=== AIM OF THE EXERCISE ===
Copy out every line that contains "master".

=== EXERCISE DATA ===
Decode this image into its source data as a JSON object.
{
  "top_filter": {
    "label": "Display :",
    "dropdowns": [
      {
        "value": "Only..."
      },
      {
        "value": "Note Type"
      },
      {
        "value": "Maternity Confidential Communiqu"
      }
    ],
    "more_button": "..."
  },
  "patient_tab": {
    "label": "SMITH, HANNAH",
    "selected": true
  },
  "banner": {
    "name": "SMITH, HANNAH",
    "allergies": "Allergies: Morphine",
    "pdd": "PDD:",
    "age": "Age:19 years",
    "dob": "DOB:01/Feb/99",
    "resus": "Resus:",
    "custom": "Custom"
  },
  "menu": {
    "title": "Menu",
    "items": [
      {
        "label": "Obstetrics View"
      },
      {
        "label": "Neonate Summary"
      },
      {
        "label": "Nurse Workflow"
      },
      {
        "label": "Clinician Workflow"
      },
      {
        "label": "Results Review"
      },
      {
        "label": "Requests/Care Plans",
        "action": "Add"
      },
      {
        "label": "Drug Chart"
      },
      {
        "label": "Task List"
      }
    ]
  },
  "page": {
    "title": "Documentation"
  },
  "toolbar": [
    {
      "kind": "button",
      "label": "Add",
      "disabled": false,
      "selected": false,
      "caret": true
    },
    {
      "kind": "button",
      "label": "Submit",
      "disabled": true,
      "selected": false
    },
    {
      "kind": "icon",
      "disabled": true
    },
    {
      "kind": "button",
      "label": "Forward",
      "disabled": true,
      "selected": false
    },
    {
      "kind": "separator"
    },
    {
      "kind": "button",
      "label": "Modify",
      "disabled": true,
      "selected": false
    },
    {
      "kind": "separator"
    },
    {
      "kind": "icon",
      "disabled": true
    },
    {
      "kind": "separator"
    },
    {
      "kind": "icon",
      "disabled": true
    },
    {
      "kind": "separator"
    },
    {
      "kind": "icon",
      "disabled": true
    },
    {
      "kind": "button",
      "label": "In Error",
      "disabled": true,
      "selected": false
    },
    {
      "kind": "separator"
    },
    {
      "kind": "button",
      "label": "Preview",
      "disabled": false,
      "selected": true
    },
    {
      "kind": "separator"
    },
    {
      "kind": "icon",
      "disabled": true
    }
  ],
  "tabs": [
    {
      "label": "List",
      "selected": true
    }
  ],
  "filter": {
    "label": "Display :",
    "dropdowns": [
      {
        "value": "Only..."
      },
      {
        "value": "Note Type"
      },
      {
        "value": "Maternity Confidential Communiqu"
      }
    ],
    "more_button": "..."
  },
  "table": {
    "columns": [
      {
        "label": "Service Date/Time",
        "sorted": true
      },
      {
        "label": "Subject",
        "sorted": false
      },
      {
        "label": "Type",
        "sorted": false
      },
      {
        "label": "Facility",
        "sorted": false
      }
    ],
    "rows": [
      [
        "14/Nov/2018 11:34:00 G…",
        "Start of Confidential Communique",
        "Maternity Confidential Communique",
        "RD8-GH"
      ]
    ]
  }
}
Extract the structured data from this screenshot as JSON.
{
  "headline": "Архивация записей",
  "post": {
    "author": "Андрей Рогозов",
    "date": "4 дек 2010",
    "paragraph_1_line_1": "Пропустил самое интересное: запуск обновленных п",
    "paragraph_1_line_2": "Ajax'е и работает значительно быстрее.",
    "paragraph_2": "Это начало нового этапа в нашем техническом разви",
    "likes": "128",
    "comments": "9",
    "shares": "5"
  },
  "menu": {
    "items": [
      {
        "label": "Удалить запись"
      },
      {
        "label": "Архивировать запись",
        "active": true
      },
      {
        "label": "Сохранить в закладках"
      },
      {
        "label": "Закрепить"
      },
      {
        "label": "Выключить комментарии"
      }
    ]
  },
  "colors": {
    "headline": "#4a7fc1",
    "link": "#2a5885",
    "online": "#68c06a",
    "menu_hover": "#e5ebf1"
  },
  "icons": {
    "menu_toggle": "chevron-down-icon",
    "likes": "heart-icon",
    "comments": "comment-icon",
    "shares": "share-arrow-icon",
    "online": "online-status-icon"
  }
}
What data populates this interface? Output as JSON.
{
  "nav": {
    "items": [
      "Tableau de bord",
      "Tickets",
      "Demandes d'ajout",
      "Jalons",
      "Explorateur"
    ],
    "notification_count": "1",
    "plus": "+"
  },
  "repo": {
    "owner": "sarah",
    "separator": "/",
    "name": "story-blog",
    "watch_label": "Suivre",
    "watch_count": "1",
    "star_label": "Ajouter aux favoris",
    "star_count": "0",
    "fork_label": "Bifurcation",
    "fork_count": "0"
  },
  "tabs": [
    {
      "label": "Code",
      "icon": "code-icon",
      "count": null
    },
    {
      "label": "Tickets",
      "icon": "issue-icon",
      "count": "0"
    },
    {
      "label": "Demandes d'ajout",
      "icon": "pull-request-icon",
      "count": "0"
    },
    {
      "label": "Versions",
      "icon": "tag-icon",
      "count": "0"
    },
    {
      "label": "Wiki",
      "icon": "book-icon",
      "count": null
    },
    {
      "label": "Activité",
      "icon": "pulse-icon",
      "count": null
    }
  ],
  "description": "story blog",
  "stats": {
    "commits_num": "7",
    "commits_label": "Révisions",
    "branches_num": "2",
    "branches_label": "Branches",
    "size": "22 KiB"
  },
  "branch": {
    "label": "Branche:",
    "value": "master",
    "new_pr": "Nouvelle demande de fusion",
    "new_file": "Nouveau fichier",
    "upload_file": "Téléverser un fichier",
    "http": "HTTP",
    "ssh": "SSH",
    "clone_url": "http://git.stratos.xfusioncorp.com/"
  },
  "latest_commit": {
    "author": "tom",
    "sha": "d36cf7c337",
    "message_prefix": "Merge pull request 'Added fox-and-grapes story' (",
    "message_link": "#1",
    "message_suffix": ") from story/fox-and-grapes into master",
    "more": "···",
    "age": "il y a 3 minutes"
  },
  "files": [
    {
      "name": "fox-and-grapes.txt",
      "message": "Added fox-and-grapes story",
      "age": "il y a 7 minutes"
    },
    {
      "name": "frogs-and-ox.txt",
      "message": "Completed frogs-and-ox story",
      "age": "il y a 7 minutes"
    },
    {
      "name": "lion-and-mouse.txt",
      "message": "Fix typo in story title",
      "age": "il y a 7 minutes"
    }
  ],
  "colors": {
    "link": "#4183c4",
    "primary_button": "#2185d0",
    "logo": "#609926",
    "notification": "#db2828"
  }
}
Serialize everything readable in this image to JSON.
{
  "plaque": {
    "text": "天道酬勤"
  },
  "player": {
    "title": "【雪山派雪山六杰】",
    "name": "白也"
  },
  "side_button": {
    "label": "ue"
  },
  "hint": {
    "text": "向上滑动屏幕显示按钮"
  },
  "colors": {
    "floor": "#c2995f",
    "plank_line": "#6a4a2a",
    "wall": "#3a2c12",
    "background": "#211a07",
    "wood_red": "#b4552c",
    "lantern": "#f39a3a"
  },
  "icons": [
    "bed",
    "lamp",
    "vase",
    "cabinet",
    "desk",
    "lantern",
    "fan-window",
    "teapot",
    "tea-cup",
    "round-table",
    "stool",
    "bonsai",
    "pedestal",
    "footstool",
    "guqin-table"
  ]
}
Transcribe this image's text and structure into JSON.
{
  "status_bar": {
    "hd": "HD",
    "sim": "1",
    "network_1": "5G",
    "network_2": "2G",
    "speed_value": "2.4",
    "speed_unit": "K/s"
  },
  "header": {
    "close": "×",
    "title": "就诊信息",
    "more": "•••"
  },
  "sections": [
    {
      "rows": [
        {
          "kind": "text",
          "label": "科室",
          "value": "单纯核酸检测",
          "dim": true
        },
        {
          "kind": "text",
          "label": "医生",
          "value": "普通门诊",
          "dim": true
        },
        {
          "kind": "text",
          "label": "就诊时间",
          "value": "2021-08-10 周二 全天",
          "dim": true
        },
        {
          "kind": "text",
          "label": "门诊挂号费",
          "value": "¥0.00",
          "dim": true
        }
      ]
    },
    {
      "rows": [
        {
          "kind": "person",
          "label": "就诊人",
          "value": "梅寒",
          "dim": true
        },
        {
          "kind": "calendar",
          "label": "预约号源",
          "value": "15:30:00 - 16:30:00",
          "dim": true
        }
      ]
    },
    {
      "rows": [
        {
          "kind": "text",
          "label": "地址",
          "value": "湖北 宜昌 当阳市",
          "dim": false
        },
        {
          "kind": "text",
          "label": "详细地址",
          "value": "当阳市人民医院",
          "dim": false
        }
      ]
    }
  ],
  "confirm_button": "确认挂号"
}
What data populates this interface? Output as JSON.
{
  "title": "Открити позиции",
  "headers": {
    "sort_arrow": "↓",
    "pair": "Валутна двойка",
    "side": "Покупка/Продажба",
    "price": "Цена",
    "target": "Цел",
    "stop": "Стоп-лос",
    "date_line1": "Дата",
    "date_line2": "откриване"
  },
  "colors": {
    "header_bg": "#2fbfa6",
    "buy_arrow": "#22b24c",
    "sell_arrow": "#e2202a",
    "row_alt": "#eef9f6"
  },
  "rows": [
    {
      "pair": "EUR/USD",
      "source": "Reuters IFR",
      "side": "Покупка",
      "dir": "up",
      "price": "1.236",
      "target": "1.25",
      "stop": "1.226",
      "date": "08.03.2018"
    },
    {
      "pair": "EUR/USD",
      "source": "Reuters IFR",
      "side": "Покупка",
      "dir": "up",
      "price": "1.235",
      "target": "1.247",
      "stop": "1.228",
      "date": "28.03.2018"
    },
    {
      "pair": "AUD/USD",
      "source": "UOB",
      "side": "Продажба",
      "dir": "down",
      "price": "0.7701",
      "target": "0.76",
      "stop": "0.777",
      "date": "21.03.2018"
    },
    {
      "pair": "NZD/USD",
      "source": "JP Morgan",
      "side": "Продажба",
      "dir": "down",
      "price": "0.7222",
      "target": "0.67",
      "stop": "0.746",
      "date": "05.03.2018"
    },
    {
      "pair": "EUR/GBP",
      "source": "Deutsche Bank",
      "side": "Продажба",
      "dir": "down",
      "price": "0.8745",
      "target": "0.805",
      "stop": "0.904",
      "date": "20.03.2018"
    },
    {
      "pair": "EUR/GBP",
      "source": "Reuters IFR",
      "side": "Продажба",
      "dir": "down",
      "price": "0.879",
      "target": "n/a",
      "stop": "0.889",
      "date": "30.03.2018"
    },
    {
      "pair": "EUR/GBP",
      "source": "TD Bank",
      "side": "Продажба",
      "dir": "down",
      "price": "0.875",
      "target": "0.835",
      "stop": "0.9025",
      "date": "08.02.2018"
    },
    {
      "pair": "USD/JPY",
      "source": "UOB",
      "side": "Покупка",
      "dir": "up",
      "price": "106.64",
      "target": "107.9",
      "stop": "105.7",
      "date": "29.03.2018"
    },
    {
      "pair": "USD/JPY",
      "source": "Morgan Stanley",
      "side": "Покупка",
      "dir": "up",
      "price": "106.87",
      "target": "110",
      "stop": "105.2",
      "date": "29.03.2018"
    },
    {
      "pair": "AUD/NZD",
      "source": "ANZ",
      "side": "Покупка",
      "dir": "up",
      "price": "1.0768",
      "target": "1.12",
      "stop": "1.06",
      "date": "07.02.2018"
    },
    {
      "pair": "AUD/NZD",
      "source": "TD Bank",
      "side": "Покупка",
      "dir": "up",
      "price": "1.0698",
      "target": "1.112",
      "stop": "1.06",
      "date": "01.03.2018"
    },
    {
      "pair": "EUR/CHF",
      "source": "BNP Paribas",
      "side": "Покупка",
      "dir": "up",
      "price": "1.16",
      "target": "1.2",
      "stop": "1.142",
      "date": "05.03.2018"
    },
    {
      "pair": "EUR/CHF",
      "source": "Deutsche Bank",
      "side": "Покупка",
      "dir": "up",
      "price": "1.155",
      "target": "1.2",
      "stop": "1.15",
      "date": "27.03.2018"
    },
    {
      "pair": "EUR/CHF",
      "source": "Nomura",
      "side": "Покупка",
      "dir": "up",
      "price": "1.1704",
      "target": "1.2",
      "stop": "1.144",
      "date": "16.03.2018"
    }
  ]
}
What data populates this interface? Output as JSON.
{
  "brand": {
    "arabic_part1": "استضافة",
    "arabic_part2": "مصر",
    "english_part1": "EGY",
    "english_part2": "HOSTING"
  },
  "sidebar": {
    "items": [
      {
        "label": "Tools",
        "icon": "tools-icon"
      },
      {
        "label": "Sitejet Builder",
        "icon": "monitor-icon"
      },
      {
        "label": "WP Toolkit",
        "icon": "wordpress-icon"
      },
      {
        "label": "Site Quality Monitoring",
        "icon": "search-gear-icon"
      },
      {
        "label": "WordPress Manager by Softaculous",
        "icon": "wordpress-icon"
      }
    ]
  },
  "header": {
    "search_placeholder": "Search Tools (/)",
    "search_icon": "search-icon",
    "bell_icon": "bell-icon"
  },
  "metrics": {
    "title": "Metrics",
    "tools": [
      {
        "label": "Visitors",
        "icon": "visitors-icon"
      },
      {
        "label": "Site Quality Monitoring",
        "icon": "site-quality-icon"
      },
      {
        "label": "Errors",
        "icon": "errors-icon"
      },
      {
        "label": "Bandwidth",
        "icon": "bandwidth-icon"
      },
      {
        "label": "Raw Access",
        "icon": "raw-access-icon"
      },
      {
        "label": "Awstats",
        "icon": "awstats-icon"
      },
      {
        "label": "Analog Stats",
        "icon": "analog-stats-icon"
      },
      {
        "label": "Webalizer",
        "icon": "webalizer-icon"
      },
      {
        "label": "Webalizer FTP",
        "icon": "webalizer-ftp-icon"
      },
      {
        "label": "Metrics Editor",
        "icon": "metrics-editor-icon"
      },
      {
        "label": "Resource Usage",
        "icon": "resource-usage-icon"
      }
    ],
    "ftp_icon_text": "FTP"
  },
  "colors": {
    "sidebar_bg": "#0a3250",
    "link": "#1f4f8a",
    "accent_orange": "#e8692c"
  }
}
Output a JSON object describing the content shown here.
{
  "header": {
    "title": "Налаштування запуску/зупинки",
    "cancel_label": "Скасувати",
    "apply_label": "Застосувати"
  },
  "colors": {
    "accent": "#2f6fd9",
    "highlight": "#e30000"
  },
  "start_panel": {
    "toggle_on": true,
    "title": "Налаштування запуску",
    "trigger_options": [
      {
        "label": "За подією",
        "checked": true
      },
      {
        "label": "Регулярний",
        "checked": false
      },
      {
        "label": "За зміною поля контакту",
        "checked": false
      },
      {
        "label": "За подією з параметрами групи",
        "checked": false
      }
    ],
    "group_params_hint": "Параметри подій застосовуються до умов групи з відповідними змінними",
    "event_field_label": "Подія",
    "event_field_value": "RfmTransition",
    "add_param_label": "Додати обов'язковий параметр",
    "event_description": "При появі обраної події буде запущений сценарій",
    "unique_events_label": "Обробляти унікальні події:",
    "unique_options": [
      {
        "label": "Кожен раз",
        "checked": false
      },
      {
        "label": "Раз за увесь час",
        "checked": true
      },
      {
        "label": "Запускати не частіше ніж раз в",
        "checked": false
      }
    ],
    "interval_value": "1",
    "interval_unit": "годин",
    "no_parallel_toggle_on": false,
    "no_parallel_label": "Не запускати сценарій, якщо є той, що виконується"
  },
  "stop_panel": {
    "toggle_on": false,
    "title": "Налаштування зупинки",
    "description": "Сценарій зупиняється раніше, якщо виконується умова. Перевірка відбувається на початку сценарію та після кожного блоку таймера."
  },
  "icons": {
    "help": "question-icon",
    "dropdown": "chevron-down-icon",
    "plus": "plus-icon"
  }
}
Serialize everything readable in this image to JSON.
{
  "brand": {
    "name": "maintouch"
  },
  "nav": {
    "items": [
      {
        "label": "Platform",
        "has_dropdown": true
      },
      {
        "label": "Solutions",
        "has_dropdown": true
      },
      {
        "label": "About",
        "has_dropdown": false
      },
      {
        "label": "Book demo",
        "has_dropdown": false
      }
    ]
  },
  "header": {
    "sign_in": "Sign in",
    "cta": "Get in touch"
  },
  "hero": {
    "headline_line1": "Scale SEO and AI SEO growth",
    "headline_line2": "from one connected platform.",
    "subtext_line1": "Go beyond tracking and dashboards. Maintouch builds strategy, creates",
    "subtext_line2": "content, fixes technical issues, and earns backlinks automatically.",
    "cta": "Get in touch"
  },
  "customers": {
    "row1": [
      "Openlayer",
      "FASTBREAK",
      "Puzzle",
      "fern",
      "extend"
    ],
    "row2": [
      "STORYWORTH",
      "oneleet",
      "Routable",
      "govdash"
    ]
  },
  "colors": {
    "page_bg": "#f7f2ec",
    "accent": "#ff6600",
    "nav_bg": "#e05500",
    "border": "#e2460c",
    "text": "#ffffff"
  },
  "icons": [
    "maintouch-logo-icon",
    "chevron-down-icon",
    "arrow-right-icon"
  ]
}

=== EXERCISE OUTPUT ===
    "value": "master",
    "message_suffix": ") from story/fox-and-grapes into master",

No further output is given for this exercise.